START Available records
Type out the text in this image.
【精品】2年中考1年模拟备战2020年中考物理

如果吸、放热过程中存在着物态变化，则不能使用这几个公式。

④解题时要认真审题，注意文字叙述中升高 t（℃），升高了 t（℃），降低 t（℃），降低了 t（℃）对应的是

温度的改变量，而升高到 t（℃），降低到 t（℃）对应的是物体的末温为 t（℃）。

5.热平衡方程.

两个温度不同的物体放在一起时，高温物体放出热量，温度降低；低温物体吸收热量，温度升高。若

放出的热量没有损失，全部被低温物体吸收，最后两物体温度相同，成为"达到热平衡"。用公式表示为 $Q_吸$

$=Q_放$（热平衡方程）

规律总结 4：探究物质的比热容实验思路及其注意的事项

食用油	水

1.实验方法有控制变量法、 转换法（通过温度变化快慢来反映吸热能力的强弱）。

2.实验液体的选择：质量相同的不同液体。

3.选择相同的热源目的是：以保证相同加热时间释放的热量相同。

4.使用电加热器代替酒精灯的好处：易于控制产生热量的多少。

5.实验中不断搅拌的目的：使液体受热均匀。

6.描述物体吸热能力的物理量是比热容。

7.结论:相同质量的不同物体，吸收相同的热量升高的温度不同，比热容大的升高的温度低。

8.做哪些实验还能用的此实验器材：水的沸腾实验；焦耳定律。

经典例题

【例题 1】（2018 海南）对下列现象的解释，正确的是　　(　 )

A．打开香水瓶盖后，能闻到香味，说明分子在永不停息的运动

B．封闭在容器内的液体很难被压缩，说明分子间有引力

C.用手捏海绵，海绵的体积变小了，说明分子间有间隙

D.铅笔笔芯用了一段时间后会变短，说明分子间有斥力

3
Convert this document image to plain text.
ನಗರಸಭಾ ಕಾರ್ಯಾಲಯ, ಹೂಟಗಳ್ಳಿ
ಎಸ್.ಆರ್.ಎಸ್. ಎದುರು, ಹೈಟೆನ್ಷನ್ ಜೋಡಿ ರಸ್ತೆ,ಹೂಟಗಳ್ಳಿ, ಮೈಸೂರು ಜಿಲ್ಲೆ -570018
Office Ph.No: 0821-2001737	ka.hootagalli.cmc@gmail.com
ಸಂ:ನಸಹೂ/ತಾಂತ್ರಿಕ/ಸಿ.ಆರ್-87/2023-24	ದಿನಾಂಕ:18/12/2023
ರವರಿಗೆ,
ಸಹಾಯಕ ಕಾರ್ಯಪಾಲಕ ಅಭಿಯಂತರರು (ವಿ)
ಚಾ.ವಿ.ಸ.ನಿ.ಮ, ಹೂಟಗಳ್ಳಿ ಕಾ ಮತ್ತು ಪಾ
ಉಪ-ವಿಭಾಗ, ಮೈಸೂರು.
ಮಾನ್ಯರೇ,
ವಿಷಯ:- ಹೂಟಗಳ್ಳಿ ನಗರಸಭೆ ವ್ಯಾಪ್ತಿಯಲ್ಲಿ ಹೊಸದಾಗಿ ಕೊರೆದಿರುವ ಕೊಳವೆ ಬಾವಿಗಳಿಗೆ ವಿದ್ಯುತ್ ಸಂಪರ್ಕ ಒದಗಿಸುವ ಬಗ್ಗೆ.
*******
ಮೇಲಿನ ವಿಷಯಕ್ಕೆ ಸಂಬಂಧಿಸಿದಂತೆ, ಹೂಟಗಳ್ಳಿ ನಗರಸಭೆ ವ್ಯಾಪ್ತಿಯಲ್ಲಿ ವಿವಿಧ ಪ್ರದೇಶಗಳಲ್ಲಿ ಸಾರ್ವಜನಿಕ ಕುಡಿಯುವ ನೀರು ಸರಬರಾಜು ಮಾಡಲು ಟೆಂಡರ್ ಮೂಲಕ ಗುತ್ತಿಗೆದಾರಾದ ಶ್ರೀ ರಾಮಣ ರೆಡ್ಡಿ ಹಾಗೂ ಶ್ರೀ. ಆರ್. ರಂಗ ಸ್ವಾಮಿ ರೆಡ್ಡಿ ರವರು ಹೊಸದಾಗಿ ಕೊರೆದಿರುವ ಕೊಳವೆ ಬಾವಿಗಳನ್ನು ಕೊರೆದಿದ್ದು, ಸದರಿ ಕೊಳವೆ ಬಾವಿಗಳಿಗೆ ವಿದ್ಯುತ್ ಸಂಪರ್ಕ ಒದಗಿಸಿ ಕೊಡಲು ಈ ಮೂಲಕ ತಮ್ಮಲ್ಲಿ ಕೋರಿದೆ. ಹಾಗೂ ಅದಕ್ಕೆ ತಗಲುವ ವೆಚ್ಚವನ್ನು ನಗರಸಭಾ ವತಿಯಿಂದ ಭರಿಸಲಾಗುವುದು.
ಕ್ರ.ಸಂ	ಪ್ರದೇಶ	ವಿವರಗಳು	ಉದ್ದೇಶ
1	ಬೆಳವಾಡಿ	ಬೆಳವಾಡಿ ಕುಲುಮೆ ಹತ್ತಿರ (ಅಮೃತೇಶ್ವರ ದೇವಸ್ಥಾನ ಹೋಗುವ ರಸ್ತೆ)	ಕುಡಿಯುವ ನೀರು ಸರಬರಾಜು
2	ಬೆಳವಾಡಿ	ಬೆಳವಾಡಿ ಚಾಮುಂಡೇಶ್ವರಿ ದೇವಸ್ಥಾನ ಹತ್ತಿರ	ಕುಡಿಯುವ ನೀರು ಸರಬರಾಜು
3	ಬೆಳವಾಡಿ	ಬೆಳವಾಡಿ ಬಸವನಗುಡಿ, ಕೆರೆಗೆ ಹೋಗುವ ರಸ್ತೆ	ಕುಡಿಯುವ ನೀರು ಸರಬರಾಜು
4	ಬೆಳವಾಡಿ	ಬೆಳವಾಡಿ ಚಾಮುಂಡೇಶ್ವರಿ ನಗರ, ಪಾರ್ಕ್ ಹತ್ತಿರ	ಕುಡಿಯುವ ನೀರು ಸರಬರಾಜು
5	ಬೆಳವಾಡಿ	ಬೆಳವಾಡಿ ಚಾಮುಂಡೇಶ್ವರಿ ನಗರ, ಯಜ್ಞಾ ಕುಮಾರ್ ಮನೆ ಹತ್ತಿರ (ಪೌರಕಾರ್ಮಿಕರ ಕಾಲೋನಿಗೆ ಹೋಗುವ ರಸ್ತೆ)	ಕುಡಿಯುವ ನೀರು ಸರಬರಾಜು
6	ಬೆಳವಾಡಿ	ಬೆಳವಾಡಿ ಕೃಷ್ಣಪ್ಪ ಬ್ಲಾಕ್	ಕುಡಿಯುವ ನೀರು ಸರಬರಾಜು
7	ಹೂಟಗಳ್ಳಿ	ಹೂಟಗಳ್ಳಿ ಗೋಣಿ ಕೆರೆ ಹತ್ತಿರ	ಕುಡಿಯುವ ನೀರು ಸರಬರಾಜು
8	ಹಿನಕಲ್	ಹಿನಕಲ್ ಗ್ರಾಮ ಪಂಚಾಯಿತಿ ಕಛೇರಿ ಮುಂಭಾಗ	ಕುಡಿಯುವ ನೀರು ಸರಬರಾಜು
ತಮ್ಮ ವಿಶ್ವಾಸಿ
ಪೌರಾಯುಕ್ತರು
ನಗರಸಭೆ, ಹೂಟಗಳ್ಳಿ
END Available records
| Aim of the task |
Within the entries above, work out how many lines contain the word "image". The number alone is the answer.

| Reply to the exercise |
2